# Your instructions
Could you return the records verbatim, from their first line through the line containing "tab-ieee-8021x[interactable]: IEEE 802.1X", including both of those lines?

# Information given
::::

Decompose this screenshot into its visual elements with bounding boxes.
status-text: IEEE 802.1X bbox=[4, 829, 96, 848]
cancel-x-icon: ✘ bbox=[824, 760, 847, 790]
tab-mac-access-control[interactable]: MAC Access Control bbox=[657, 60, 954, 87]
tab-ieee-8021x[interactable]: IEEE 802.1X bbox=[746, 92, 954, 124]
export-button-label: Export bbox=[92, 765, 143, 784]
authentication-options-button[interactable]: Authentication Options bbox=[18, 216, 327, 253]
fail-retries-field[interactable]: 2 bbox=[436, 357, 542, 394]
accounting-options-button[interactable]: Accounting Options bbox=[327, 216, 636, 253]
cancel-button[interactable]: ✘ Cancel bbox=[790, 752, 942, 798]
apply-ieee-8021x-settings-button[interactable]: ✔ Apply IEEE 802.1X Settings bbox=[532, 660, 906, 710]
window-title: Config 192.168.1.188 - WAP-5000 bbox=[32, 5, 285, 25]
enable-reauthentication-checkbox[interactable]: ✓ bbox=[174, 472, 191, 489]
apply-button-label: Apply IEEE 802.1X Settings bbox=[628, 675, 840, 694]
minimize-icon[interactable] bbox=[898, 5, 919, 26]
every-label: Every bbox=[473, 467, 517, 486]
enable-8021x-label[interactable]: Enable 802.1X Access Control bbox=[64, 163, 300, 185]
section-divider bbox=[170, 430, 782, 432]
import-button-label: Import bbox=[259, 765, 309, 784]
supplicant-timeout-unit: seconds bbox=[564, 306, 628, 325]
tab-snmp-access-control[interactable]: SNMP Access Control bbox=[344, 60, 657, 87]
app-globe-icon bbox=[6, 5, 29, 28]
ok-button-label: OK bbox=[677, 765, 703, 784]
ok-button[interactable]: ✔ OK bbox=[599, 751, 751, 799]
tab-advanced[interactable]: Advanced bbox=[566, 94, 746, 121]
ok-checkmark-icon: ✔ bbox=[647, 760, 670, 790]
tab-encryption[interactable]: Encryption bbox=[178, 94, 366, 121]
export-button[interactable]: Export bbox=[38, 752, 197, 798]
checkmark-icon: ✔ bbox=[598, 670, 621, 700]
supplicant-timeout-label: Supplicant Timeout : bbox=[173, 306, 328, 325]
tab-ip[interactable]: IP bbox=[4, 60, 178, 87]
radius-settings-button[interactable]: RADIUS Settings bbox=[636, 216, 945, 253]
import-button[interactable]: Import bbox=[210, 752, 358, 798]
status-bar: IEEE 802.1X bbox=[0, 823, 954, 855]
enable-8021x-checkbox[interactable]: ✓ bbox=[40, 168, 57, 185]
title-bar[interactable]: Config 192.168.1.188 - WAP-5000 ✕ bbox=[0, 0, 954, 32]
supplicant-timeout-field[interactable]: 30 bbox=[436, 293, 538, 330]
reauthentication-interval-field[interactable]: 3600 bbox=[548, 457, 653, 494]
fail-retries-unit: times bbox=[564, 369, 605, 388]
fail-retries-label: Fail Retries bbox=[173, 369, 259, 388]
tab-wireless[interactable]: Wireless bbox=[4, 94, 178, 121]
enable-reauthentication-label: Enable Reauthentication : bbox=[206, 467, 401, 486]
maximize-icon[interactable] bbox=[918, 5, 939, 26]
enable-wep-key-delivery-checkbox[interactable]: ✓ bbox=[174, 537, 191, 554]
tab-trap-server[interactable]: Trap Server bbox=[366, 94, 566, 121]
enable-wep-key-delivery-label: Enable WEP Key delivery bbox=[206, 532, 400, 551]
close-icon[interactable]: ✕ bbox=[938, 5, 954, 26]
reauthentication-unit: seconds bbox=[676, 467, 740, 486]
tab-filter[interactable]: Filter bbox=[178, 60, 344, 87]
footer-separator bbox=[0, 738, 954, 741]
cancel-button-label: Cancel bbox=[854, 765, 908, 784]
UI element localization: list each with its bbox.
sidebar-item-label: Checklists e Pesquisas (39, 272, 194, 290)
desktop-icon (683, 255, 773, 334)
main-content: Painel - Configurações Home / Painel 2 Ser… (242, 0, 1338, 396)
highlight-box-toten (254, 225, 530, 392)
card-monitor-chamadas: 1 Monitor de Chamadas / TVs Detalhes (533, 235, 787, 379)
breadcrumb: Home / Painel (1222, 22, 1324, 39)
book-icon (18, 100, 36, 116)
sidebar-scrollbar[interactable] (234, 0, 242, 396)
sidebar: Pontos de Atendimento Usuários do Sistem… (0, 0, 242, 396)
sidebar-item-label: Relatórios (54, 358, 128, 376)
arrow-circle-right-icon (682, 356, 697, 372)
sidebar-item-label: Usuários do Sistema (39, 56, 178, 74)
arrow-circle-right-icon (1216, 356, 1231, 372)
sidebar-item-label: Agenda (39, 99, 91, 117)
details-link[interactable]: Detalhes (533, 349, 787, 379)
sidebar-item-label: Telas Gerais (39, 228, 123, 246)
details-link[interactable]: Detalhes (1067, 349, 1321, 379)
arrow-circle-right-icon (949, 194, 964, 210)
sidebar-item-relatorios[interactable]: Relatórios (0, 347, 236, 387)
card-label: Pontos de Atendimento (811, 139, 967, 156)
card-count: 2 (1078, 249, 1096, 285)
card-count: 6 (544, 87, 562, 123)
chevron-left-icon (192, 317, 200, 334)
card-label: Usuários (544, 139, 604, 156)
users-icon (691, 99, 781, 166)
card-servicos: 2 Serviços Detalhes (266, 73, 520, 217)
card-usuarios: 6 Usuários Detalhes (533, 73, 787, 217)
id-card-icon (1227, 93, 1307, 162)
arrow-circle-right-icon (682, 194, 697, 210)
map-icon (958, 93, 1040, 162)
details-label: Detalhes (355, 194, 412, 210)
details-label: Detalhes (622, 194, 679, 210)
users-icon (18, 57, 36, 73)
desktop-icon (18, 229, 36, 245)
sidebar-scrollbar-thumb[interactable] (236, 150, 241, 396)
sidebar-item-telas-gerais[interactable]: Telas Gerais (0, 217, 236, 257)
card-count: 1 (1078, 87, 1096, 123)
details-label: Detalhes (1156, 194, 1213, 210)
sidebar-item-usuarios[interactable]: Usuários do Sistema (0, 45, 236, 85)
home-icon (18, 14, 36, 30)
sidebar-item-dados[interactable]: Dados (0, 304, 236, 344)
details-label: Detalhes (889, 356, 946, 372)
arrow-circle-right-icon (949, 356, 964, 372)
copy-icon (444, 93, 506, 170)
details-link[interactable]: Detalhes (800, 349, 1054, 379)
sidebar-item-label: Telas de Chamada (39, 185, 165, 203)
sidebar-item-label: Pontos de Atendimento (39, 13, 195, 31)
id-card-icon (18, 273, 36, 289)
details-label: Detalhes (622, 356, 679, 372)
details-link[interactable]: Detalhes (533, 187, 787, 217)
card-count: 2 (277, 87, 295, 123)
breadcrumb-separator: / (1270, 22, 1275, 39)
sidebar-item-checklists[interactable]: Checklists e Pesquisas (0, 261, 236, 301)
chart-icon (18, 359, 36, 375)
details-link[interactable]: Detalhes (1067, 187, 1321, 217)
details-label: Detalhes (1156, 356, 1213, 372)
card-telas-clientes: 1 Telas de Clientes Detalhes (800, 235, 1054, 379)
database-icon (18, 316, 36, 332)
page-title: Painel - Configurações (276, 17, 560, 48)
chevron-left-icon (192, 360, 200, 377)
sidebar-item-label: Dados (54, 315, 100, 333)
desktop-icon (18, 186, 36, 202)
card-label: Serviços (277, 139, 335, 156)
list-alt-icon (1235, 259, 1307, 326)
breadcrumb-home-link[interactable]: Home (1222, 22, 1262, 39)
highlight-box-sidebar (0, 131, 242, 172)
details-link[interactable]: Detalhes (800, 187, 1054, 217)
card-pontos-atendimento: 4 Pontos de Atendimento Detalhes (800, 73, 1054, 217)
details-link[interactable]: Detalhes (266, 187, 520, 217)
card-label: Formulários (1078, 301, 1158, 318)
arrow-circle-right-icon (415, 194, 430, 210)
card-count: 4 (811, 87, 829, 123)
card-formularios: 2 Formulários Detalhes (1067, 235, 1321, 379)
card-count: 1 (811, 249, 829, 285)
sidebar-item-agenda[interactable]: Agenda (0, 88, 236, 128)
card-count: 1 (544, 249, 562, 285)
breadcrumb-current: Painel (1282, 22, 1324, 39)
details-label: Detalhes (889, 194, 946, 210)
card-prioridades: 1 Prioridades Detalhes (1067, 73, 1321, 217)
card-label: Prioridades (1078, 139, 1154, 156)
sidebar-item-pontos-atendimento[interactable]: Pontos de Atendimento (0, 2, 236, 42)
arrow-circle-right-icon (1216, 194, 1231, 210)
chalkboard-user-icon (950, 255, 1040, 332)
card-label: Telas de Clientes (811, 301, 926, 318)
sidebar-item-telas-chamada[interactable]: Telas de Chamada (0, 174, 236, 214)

::::

# Response to this task
Decompose this screenshot into its visual elements with bounding boxes.
status-text: IEEE 802.1X bbox=[4, 829, 96, 848]
cancel-x-icon: ✘ bbox=[824, 760, 847, 790]
tab-mac-access-control[interactable]: MAC Access Control bbox=[657, 60, 954, 87]
tab-ieee-8021x[interactable]: IEEE 802.1X bbox=[746, 92, 954, 124]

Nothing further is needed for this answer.